— begin Data in this exercise —
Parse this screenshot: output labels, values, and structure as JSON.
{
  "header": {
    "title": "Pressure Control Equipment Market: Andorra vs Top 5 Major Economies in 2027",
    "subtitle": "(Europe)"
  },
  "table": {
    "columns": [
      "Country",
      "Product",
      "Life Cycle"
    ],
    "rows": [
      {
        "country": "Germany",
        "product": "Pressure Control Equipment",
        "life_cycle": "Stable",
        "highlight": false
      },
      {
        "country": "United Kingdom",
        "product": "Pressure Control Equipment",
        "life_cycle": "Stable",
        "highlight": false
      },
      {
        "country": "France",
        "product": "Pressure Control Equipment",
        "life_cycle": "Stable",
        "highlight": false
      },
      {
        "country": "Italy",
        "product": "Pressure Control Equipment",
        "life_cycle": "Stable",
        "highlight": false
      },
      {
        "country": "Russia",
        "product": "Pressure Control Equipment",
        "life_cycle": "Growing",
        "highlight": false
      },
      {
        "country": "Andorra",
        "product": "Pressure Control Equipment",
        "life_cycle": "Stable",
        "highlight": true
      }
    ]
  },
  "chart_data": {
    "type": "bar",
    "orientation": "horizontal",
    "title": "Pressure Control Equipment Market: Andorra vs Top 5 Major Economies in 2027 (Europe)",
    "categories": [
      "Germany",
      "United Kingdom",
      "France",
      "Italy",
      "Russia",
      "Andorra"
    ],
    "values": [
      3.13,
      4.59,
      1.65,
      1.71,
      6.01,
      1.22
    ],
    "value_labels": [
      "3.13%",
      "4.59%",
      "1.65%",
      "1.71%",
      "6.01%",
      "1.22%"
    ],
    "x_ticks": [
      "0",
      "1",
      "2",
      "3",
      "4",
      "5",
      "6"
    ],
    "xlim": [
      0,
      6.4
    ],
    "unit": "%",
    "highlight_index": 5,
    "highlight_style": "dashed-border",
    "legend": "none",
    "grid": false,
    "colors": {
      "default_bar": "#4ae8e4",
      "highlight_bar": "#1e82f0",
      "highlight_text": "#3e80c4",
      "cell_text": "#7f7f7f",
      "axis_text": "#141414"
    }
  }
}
— end Data in this exercise —
## [Problem requirements]
The records above should all be quoted exactly, please.

## [Exercise solution]
Parse this screenshot: output labels, values, and structure as JSON.
{
  "header": {
    "title": "Pressure Control Equipment Market: Andorra vs Top 5 Major Economies in 2027",
    "subtitle": "(Europe)"
  },
  "table": {
    "columns": [
      "Country",
      "Product",
      "Life Cycle"
    ],
    "rows": [
      {
        "country": "Germany",
        "product": "Pressure Control Equipment",
        "life_cycle": "Stable",
        "highlight": false
      },
      {
        "country": "United Kingdom",
        "product": "Pressure Control Equipment",
        "life_cycle": "Stable",
        "highlight": false
      },
      {
        "country": "France",
        "product": "Pressure Control Equipment",
        "life_cycle": "Stable",
        "highlight": false
      },
      {
        "country": "Italy",
        "product": "Pressure Control Equipment",
        "life_cycle": "Stable",
        "highlight": false
      },
      {
        "country": "Russia",
        "product": "Pressure Control Equipment",
        "life_cycle": "Growing",
        "highlight": false
      },
      {
        "country": "Andorra",
        "product": "Pressure Control Equipment",
        "life_cycle": "Stable",
        "highlight": true
      }
    ]
  },
  "chart_data": {
    "type": "bar",
    "orientation": "horizontal",
    "title": "Pressure Control Equipment Market: Andorra vs Top 5 Major Economies in 2027 (Europe)",
    "categories": [
      "Germany",
      "United Kingdom",
      "France",
      "Italy",
      "Russia",
      "Andorra"
    ],
    "values": [
      3.13,
      4.59,
      1.65,
      1.71,
      6.01,
      1.22
    ],
    "value_labels": [
      "3.13%",
      "4.59%",
      "1.65%",
      "1.71%",
      "6.01%",
      "1.22%"
    ],
    "x_ticks": [
      "0",
      "1",
      "2",
      "3",
      "4",
      "5",
      "6"
    ],
    "xlim": [
      0,
      6.4
    ],
    "unit": "%",
    "highlight_index": 5,
    "highlight_style": "dashed-border",
    "legend": "none",
    "grid": false,
    "colors": {
      "default_bar": "#4ae8e4",
      "highlight_bar": "#1e82f0",
      "highlight_text": "#3e80c4",
      "cell_text": "#7f7f7f",
      "axis_text": "#141414"
    }
  }
}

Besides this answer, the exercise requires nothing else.